§ LISTED RECORDS
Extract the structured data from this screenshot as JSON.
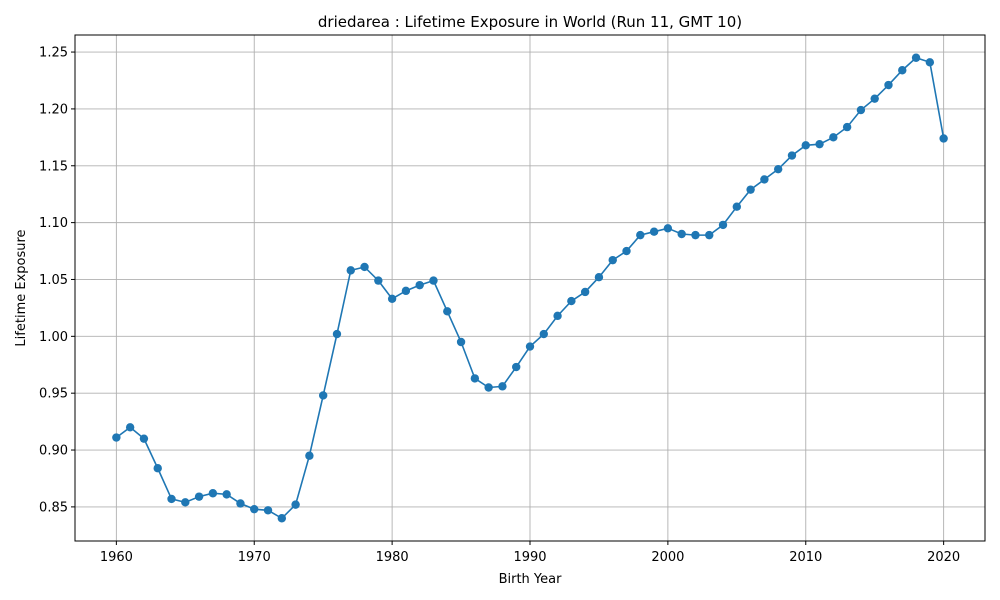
{
  "chart_data": {
    "type": "line",
    "title": "driedarea : Lifetime Exposure in World (Run 11, GMT 10)",
    "xlabel": "Birth Year",
    "ylabel": "Lifetime Exposure",
    "xlim": [
      1957,
      2023
    ],
    "ylim": [
      0.82,
      1.265
    ],
    "xticks": [
      1960,
      1970,
      1980,
      1990,
      2000,
      2010,
      2020
    ],
    "yticks": [
      0.85,
      0.9,
      0.95,
      1.0,
      1.05,
      1.1,
      1.15,
      1.2,
      1.25
    ],
    "ytick_labels": [
      "0.85",
      "0.90",
      "0.95",
      "1.00",
      "1.05",
      "1.10",
      "1.15",
      "1.20",
      "1.25"
    ],
    "grid": true,
    "color": "#1f77b4",
    "marker": "circle",
    "series": [
      {
        "x": [
          1960,
          1961,
          1962,
          1963,
          1964,
          1965,
          1966,
          1967,
          1968,
          1969,
          1970,
          1971,
          1972,
          1973,
          1974,
          1975,
          1976,
          1977,
          1978,
          1979,
          1980,
          1981,
          1982,
          1983,
          1984,
          1985,
          1986,
          1987,
          1988,
          1989,
          1990,
          1991,
          1992,
          1993,
          1994,
          1995,
          1996,
          1997,
          1998,
          1999,
          2000,
          2001,
          2002,
          2003,
          2004,
          2005,
          2006,
          2007,
          2008,
          2009,
          2010,
          2011,
          2012,
          2013,
          2014,
          2015,
          2016,
          2017,
          2018,
          2019,
          2020
        ],
        "values": [
          0.911,
          0.92,
          0.91,
          0.884,
          0.857,
          0.854,
          0.859,
          0.862,
          0.861,
          0.853,
          0.848,
          0.847,
          0.84,
          0.852,
          0.895,
          0.948,
          1.002,
          1.058,
          1.061,
          1.049,
          1.033,
          1.04,
          1.045,
          1.049,
          1.022,
          0.995,
          0.963,
          0.955,
          0.956,
          0.973,
          0.991,
          1.002,
          1.018,
          1.031,
          1.039,
          1.052,
          1.067,
          1.075,
          1.089,
          1.092,
          1.095,
          1.09,
          1.089,
          1.089,
          1.098,
          1.114,
          1.129,
          1.138,
          1.147,
          1.159,
          1.168,
          1.169,
          1.175,
          1.184,
          1.199,
          1.209,
          1.221,
          1.234,
          1.245,
          1.241,
          1.174
        ]
      }
    ]
  }
}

§ INSTRUCTIONS TO FOLLOW
Repeat the listing above exactly, with no pictures.

§ WRITTEN SOLUTION
Extract the structured data from this screenshot as JSON.
{
  "chart_data": {
    "type": "line",
    "title": "driedarea : Lifetime Exposure in World (Run 11, GMT 10)",
    "xlabel": "Birth Year",
    "ylabel": "Lifetime Exposure",
    "xlim": [
      1957,
      2023
    ],
    "ylim": [
      0.82,
      1.265
    ],
    "xticks": [
      1960,
      1970,
      1980,
      1990,
      2000,
      2010,
      2020
    ],
    "yticks": [
      0.85,
      0.9,
      0.95,
      1.0,
      1.05,
      1.1,
      1.15,
      1.2,
      1.25
    ],
    "ytick_labels": [
      "0.85",
      "0.90",
      "0.95",
      "1.00",
      "1.05",
      "1.10",
      "1.15",
      "1.20",
      "1.25"
    ],
    "grid": true,
    "color": "#1f77b4",
    "marker": "circle",
    "series": [
      {
        "x": [
          1960,
          1961,
          1962,
          1963,
          1964,
          1965,
          1966,
          1967,
          1968,
          1969,
          1970,
          1971,
          1972,
          1973,
          1974,
          1975,
          1976,
          1977,
          1978,
          1979,
          1980,
          1981,
          1982,
          1983,
          1984,
          1985,
          1986,
          1987,
          1988,
          1989,
          1990,
          1991,
          1992,
          1993,
          1994,
          1995,
          1996,
          1997,
          1998,
          1999,
          2000,
          2001,
          2002,
          2003,
          2004,
          2005,
          2006,
          2007,
          2008,
          2009,
          2010,
          2011,
          2012,
          2013,
          2014,
          2015,
          2016,
          2017,
          2018,
          2019,
          2020
        ],
        "values": [
          0.911,
          0.92,
          0.91,
          0.884,
          0.857,
          0.854,
          0.859,
          0.862,
          0.861,
          0.853,
          0.848,
          0.847,
          0.84,
          0.852,
          0.895,
          0.948,
          1.002,
          1.058,
          1.061,
          1.049,
          1.033,
          1.04,
          1.045,
          1.049,
          1.022,
          0.995,
          0.963,
          0.955,
          0.956,
          0.973,
          0.991,
          1.002,
          1.018,
          1.031,
          1.039,
          1.052,
          1.067,
          1.075,
          1.089,
          1.092,
          1.095,
          1.09,
          1.089,
          1.089,
          1.098,
          1.114,
          1.129,
          1.138,
          1.147,
          1.159,
          1.168,
          1.169,
          1.175,
          1.184,
          1.199,
          1.209,
          1.221,
          1.234,
          1.245,
          1.241,
          1.174
        ]
      }
    ]
  }
}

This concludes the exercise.